Goal
Exactly as they appear, output all of the entries.

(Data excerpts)
* * * * *

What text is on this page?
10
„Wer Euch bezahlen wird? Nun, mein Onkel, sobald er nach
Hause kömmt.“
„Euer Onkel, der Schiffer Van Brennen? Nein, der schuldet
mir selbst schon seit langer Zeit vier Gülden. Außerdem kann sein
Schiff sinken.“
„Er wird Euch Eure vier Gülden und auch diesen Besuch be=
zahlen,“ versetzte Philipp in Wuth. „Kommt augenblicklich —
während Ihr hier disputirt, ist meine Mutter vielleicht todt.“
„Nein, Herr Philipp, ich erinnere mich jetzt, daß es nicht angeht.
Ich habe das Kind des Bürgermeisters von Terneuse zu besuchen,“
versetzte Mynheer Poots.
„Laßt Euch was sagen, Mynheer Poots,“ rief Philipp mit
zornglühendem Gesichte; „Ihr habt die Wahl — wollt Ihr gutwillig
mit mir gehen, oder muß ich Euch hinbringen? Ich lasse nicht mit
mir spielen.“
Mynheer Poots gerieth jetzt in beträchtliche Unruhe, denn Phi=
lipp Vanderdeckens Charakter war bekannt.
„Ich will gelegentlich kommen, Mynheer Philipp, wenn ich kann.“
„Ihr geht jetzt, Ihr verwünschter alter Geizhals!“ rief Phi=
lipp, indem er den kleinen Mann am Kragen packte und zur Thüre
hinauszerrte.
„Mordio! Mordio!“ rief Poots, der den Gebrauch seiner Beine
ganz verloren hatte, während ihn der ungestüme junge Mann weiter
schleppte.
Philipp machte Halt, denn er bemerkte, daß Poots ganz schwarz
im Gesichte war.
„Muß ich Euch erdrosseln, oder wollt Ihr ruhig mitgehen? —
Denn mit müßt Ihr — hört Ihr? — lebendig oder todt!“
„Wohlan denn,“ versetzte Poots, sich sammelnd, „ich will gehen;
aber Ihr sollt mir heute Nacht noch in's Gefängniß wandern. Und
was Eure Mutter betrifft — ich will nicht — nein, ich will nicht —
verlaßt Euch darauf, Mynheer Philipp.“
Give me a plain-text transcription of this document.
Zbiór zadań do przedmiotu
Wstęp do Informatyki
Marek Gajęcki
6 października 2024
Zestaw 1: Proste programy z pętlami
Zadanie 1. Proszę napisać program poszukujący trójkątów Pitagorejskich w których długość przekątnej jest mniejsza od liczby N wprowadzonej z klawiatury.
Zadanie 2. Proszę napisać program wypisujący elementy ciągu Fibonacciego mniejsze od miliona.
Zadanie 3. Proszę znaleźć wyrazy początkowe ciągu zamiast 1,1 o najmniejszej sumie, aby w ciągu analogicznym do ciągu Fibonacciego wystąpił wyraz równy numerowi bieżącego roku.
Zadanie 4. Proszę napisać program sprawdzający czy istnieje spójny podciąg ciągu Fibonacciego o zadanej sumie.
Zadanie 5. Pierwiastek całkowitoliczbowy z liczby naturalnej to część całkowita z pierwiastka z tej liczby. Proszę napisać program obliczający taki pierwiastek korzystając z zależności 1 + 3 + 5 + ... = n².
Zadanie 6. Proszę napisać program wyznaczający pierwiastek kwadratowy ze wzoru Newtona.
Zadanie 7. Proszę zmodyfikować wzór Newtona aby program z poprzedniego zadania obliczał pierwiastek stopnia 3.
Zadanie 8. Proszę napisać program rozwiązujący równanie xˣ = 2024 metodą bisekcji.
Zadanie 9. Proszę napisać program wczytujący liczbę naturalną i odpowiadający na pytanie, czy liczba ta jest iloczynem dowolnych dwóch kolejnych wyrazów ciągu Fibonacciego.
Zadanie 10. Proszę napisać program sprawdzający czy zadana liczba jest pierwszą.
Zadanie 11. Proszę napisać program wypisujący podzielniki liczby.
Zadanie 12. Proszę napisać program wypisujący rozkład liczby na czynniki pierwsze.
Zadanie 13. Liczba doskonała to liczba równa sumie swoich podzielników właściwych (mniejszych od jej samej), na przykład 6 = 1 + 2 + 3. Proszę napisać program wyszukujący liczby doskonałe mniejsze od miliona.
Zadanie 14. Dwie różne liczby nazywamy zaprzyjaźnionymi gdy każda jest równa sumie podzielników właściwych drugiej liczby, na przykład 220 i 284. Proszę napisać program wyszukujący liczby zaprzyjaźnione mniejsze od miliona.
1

* * * * *

Reply to the exercise
What text is on this page?
10
„Wer Euch bezahlen wird? Nun, mein Onkel, sobald er nach
Hause kömmt.“
„Euer Onkel, der Schiffer Van Brennen? Nein, der schuldet
mir selbst schon seit langer Zeit vier Gülden. Außerdem kann sein
Schiff sinken.“
„Er wird Euch Eure vier Gülden und auch diesen Besuch be=
zahlen,“ versetzte Philipp in Wuth. „Kommt augenblicklich —
während Ihr hier disputirt, ist meine Mutter vielleicht todt.“
„Nein, Herr Philipp, ich erinnere mich jetzt, daß es nicht angeht.
Ich habe das Kind des Bürgermeisters von Terneuse zu besuchen,“
versetzte Mynheer Poots.
„Laßt Euch was sagen, Mynheer Poots,“ rief Philipp mit
zornglühendem Gesichte; „Ihr habt die Wahl — wollt Ihr gutwillig
mit mir gehen, oder muß ich Euch hinbringen? Ich lasse nicht mit
mir spielen.“
Mynheer Poots gerieth jetzt in beträchtliche Unruhe, denn Phi=
lipp Vanderdeckens Charakter war bekannt.
„Ich will gelegentlich kommen, Mynheer Philipp, wenn ich kann.“
„Ihr geht jetzt, Ihr verwünschter alter Geizhals!“ rief Phi=
lipp, indem er den kleinen Mann am Kragen packte und zur Thüre
hinauszerrte.
„Mordio! Mordio!“ rief Poots, der den Gebrauch seiner Beine
ganz verloren hatte, während ihn der ungestüme junge Mann weiter
schleppte.
Philipp machte Halt, denn er bemerkte, daß Poots ganz schwarz
im Gesichte war.
„Muß ich Euch erdrosseln, oder wollt Ihr ruhig mitgehen? —
Denn mit müßt Ihr — hört Ihr? — lebendig oder todt!“
„Wohlan denn,“ versetzte Poots, sich sammelnd, „ich will gehen;
aber Ihr sollt mir heute Nacht noch in's Gefängniß wandern. Und
was Eure Mutter betrifft — ich will nicht — nein, ich will nicht —
verlaßt Euch darauf, Mynheer Philipp.“
Give me a plain-text transcription of this document.
Zbiór zadań do przedmiotu
Wstęp do Informatyki
Marek Gajęcki
6 października 2024
Zestaw 1: Proste programy z pętlami
Zadanie 1. Proszę napisać program poszukujący trójkątów Pitagorejskich w których długość przekątnej jest mniejsza od liczby N wprowadzonej z klawiatury.
Zadanie 2. Proszę napisać program wypisujący elementy ciągu Fibonacciego mniejsze od miliona.
Zadanie 3. Proszę znaleźć wyrazy początkowe ciągu zamiast 1,1 o najmniejszej sumie, aby w ciągu analogicznym do ciągu Fibonacciego wystąpił wyraz równy numerowi bieżącego roku.
Zadanie 4. Proszę napisać program sprawdzający czy istnieje spójny podciąg ciągu Fibonacciego o zadanej sumie.
Zadanie 5. Pierwiastek całkowitoliczbowy z liczby naturalnej to część całkowita z pierwiastka z tej liczby. Proszę napisać program obliczający taki pierwiastek korzystając z zależności 1 + 3 + 5 + ... = n².
Zadanie 6. Proszę napisać program wyznaczający pierwiastek kwadratowy ze wzoru Newtona.
Zadanie 7. Proszę zmodyfikować wzór Newtona aby program z poprzedniego zadania obliczał pierwiastek stopnia 3.
Zadanie 8. Proszę napisać program rozwiązujący równanie xˣ = 2024 metodą bisekcji.
Zadanie 9. Proszę napisać program wczytujący liczbę naturalną i odpowiadający na pytanie, czy liczba ta jest iloczynem dowolnych dwóch kolejnych wyrazów ciągu Fibonacciego.
Zadanie 10. Proszę napisać program sprawdzający czy zadana liczba jest pierwszą.
Zadanie 11. Proszę napisać program wypisujący podzielniki liczby.
Zadanie 12. Proszę napisać program wypisujący rozkład liczby na czynniki pierwsze.
Zadanie 13. Liczba doskonała to liczba równa sumie swoich podzielników właściwych (mniejszych od jej samej), na przykład 6 = 1 + 2 + 3. Proszę napisać program wyszukujący liczby doskonałe mniejsze od miliona.
Zadanie 14. Dwie różne liczby nazywamy zaprzyjaźnionymi gdy każda jest równa sumie podzielników właściwych drugiej liczby, na przykład 220 i 284. Proszę napisać program wyszukujący liczby zaprzyjaźnione mniejsze od miliona.
1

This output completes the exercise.